* YOUR INSTRUCTIONS *
Scan the material that follows. Copy every line containing the word "Goswami".

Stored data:
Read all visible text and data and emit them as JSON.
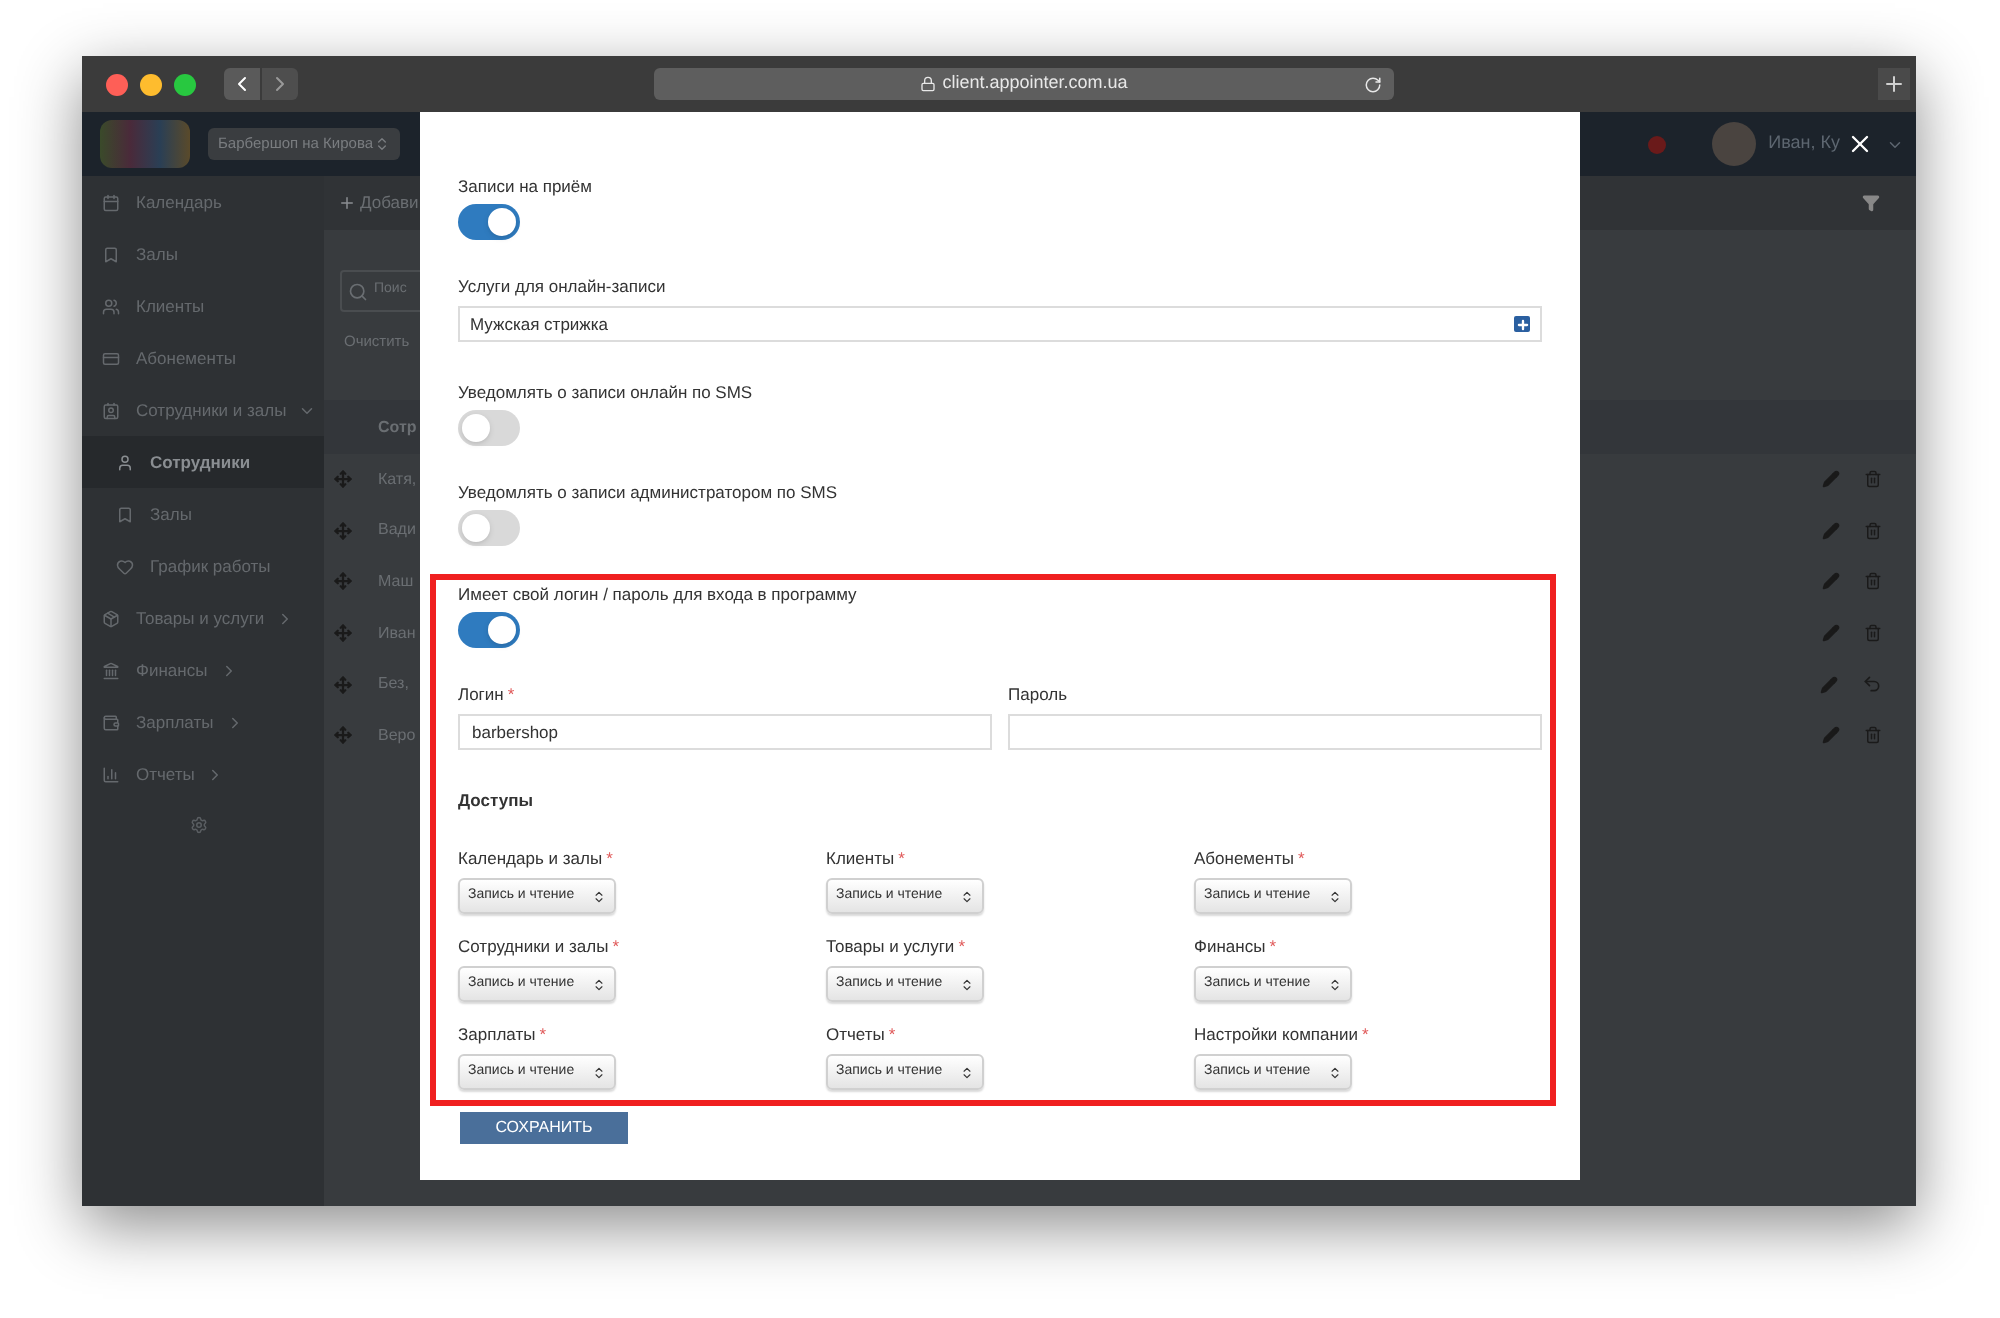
{
  "browser": {
    "url": "client.appointer.com.ua"
  },
  "app_header": {
    "company_select": "Барбершоп на Кирова",
    "user_name": "Иван, Ку"
  },
  "sidebar": {
    "items": [
      {
        "label": "Календарь",
        "kind": "link",
        "selected": false
      },
      {
        "label": "Залы",
        "kind": "link",
        "selected": false
      },
      {
        "label": "Клиенты",
        "kind": "link",
        "selected": false
      },
      {
        "label": "Абонементы",
        "kind": "link",
        "selected": false
      },
      {
        "label": "Сотрудники и залы",
        "kind": "group",
        "expanded": true,
        "selected": false,
        "children": [
          {
            "label": "Сотрудники",
            "selected": true
          },
          {
            "label": "Залы",
            "selected": false
          },
          {
            "label": "График работы",
            "selected": false
          }
        ]
      },
      {
        "label": "Товары и услуги",
        "kind": "group",
        "expanded": false,
        "selected": false
      },
      {
        "label": "Финансы",
        "kind": "group",
        "expanded": false,
        "selected": false
      },
      {
        "label": "Зарплаты",
        "kind": "group",
        "expanded": false,
        "selected": false
      },
      {
        "label": "Отчеты",
        "kind": "group",
        "expanded": false,
        "selected": false
      }
    ]
  },
  "toolbar": {
    "add_button": "Добави",
    "search_placeholder": "Поис",
    "clear_link": "Очистить"
  },
  "table": {
    "column_1": "Сотр",
    "rows": [
      {
        "name": "Катя,",
        "deleted": false
      },
      {
        "name": "Вади",
        "deleted": false
      },
      {
        "name": "Маш",
        "deleted": false
      },
      {
        "name": "Иван",
        "deleted": false
      },
      {
        "name": "Без,",
        "deleted": true
      },
      {
        "name": "Веро",
        "deleted": false
      }
    ]
  },
  "modal": {
    "required_mark": "*",
    "fields": [
      {
        "kind": "toggle",
        "label": "Записи на приём",
        "on": true
      },
      {
        "kind": "select",
        "label": "Услуги для онлайн-записи",
        "value": "Мужская стрижка"
      },
      {
        "kind": "toggle",
        "label": "Уведомлять о записи онлайн по SMS",
        "on": false
      },
      {
        "kind": "toggle",
        "label": "Уведомлять о записи администратором по SMS",
        "on": false
      }
    ],
    "login_toggle": {
      "label": "Имеет свой логин / пароль для входа в программу",
      "on": true
    },
    "login": {
      "label": "Логин",
      "required": true,
      "value": "barbershop"
    },
    "password": {
      "label": "Пароль",
      "required": false
    },
    "access_title": "Доступы",
    "access": [
      {
        "label": "Календарь и залы",
        "required": true,
        "value": "Запись и чтение"
      },
      {
        "label": "Клиенты",
        "required": true,
        "value": "Запись и чтение"
      },
      {
        "label": "Абонементы",
        "required": true,
        "value": "Запись и чтение"
      },
      {
        "label": "Сотрудники и залы",
        "required": true,
        "value": "Запись и чтение"
      },
      {
        "label": "Товары и услуги",
        "required": true,
        "value": "Запись и чтение"
      },
      {
        "label": "Финансы",
        "required": true,
        "value": "Запись и чтение"
      },
      {
        "label": "Зарплаты",
        "required": true,
        "value": "Запись и чтение"
      },
      {
        "label": "Отчеты",
        "required": true,
        "value": "Запись и чтение"
      },
      {
        "label": "Настройки компании",
        "required": true,
        "value": "Запись и чтение"
      }
    ],
    "save_button": "СОХРАНИТЬ"
  }
}
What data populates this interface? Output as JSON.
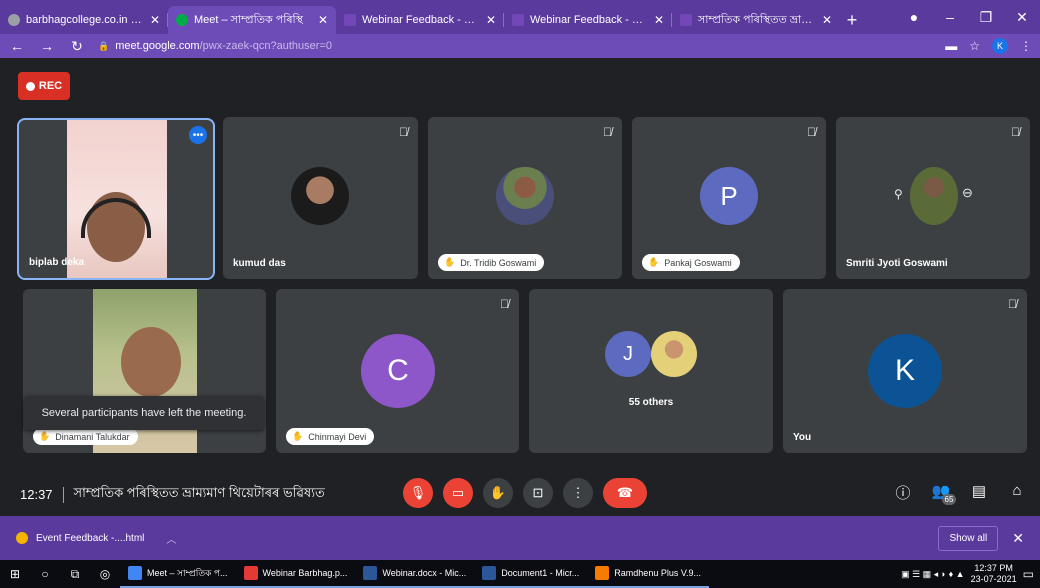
{
  "browser": {
    "tabs": [
      {
        "title": "barbhagcollege.co.in – Calen",
        "active": false,
        "fav_color": "#9aa0a6"
      },
      {
        "title": "Meet – সাম্প্ৰতিক পৰিস্থি",
        "active": true,
        "fav_color": "#00ac47"
      },
      {
        "title": "Webinar Feedback - Google",
        "active": false,
        "fav_color": "#7248b9"
      },
      {
        "title": "Webinar Feedback - Google",
        "active": false,
        "fav_color": "#7248b9"
      },
      {
        "title": "সাম্প্ৰতিক পৰিস্থিতত ভ্ৰাম্যমাণ",
        "active": false,
        "fav_color": "#7248b9"
      }
    ],
    "new_tab": "+",
    "url_host": "meet.google.com",
    "url_path": "/pwx-zaek-qcn?authuser=0",
    "profile_initial": "K"
  },
  "meet": {
    "rec_label": "REC",
    "tiles": [
      {
        "name": "biplab deka",
        "type": "video"
      },
      {
        "name": "kumud das",
        "type": "photo"
      },
      {
        "name": "Dr. Tridib Goswami",
        "type": "photo"
      },
      {
        "name": "Pankaj Goswami",
        "type": "letter",
        "letter": "P",
        "color": "#5c6bc0"
      },
      {
        "name": "Smriti Jyoti Goswami",
        "type": "photo"
      },
      {
        "name": "Dinamani Talukdar",
        "type": "video"
      },
      {
        "name": "Chinmayi Devi",
        "type": "letter",
        "letter": "C",
        "color": "#8e57c9"
      },
      {
        "name": "55 others",
        "type": "group",
        "letter": "J",
        "color": "#5c6bc0"
      },
      {
        "name": "You",
        "type": "letter",
        "letter": "K",
        "color": "#0b5394"
      }
    ],
    "toast": "Several participants have left the meeting.",
    "time": "12:37",
    "meeting_title": "সাম্প্ৰতিক পৰিস্থিতত ভ্ৰাম্যমাণ থিয়েটাৰৰ ভৱিষ্যত",
    "participant_count": "65"
  },
  "downloads": {
    "file": "Event Feedback -....html",
    "show_all": "Show all"
  },
  "taskbar": {
    "apps": [
      {
        "label": "Meet – সাম্প্ৰতিক প...",
        "color": "#4285f4"
      },
      {
        "label": "Webinar Barbhag.p...",
        "color": "#e53935"
      },
      {
        "label": "Webinar.docx - Mic...",
        "color": "#2b579a"
      },
      {
        "label": "Document1 - Micr...",
        "color": "#2b579a"
      },
      {
        "label": "Ramdhenu Plus V.9...",
        "color": "#f57c00"
      }
    ],
    "time": "12:37 PM",
    "date": "23-07-2021"
  }
}
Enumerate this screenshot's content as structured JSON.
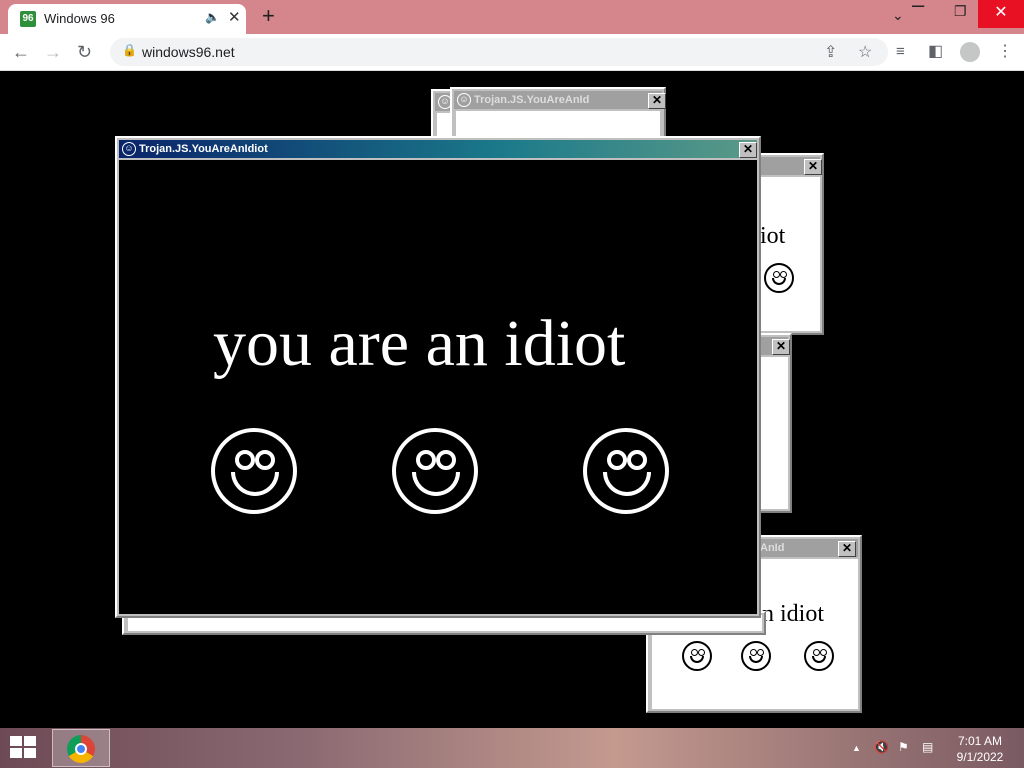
{
  "browser": {
    "tab_title": "Windows 96",
    "favicon_glyph": "96",
    "new_tab": "+",
    "url": "windows96.net",
    "minimize": "⌄",
    "restore": "❐",
    "close": "✕"
  },
  "windows": {
    "title": "Trojan.JS.YouAreAnIdiot",
    "partial_title": "Trojan.JS.YouAreAnId",
    "partial_title_2": "AnId",
    "main_text": "you are an idiot",
    "partial_text": "iot",
    "partial_text_2": "n idiot",
    "close_glyph": "✕"
  },
  "taskbar": {
    "time": "7:01 AM",
    "date": "9/1/2022",
    "tray_arrow": "▲"
  },
  "colors": {
    "tabbar": "#d5868c",
    "close_red": "#e81123",
    "title_active_start": "#0a246a",
    "title_active_end": "#5b9a88"
  }
}
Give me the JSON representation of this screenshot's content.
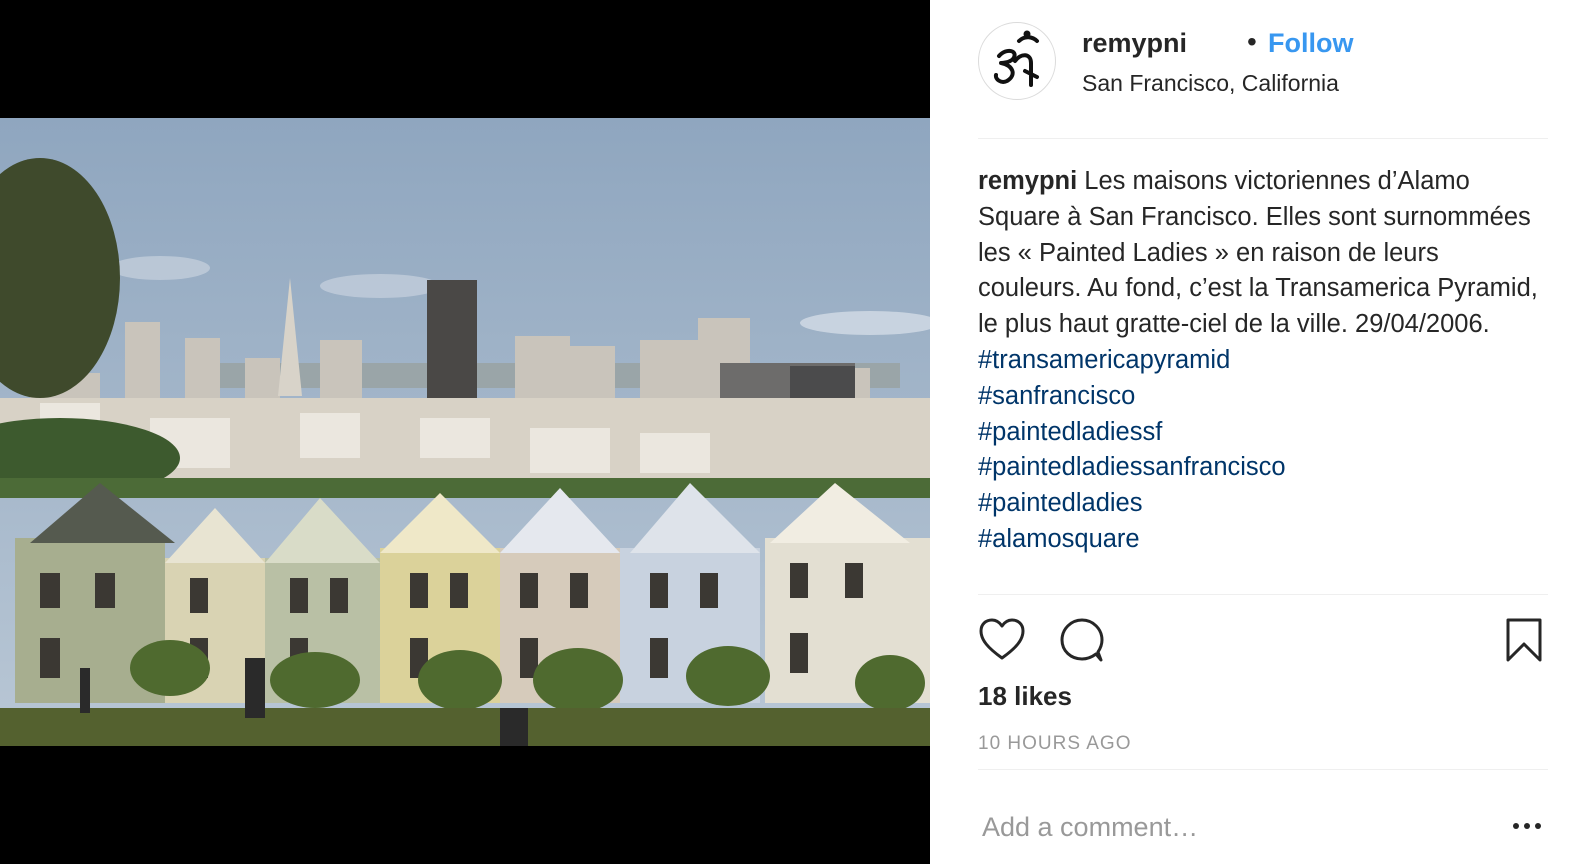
{
  "post": {
    "username": "remypni",
    "separator": "•",
    "follow_label": "Follow",
    "location": "San Francisco, California",
    "caption": {
      "author": "remypni",
      "text": "Les maisons victoriennes d’Alamo Square à San Francisco. Elles sont surnommées les « Painted Ladies » en raison de leurs couleurs. Au fond, c’est la Transamerica Pyramid, le plus haut gratte-ciel de la ville. 29/04/2006.",
      "hashtags": [
        "#transamericapyramid",
        "#sanfrancisco",
        "#paintedladiessf",
        "#paintedladiessanfrancisco",
        "#paintedladies",
        "#alamosquare"
      ]
    },
    "likes": "18 likes",
    "timestamp": "10 HOURS AGO",
    "comment_placeholder": "Add a comment…"
  },
  "icons": {
    "avatar": "om-symbol-avatar",
    "like": "heart-icon",
    "comment": "comment-bubble-icon",
    "save": "bookmark-icon",
    "more": "ellipsis-icon"
  },
  "colors": {
    "follow": "#3897f0",
    "hashtag": "#003569",
    "muted": "#999999",
    "text": "#262626",
    "divider": "#efefef"
  }
}
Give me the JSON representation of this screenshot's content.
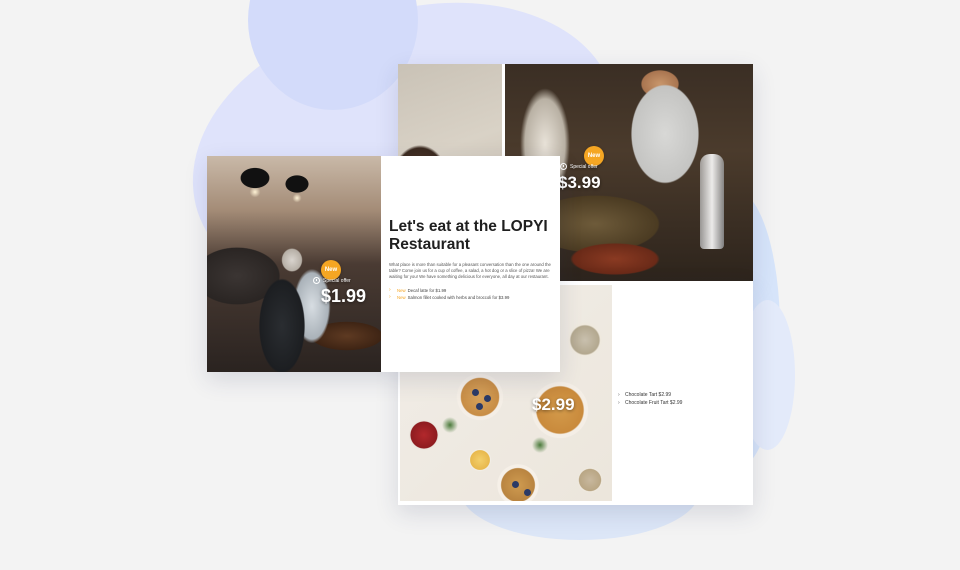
{
  "top_card": {
    "badge": "New",
    "tag": "Special offer",
    "price": "$3.99"
  },
  "front_card": {
    "badge": "New",
    "tag": "Special offer",
    "price": "$1.99",
    "title": "Let's eat at the LOPYI Restaurant",
    "body": "What place is more than suitable for a pleasant conversation than the one around the table? Come join us for a cup of coffee, a salad, a hot dog or a slice of pizza! We are waiting for you! We have something delicious for everyone, all day at our restaurant.",
    "menu": [
      {
        "tag": "New",
        "text": "Decaf latte for $1.99"
      },
      {
        "tag": "New",
        "text": "Salmon fillet cooked with herbs and broccoli for $3.99"
      }
    ]
  },
  "bottom_card": {
    "price": "$2.99",
    "list": [
      {
        "text": "Chocolate Tart $2.99"
      },
      {
        "text": "Chocolate Fruit Tart $2.99"
      }
    ]
  },
  "colors": {
    "accent": "#f5a623",
    "background": "#f3f3f3",
    "blob": "#dfe3fb"
  },
  "icons": [
    "clock-icon",
    "arrow-right-icon"
  ]
}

* ANSWER TO THE PROBLEM *
        "name": "Dr. Tridib Goswami",
        "name": "Pankaj Goswami",
        "name": "Smriti Jyoti Goswami",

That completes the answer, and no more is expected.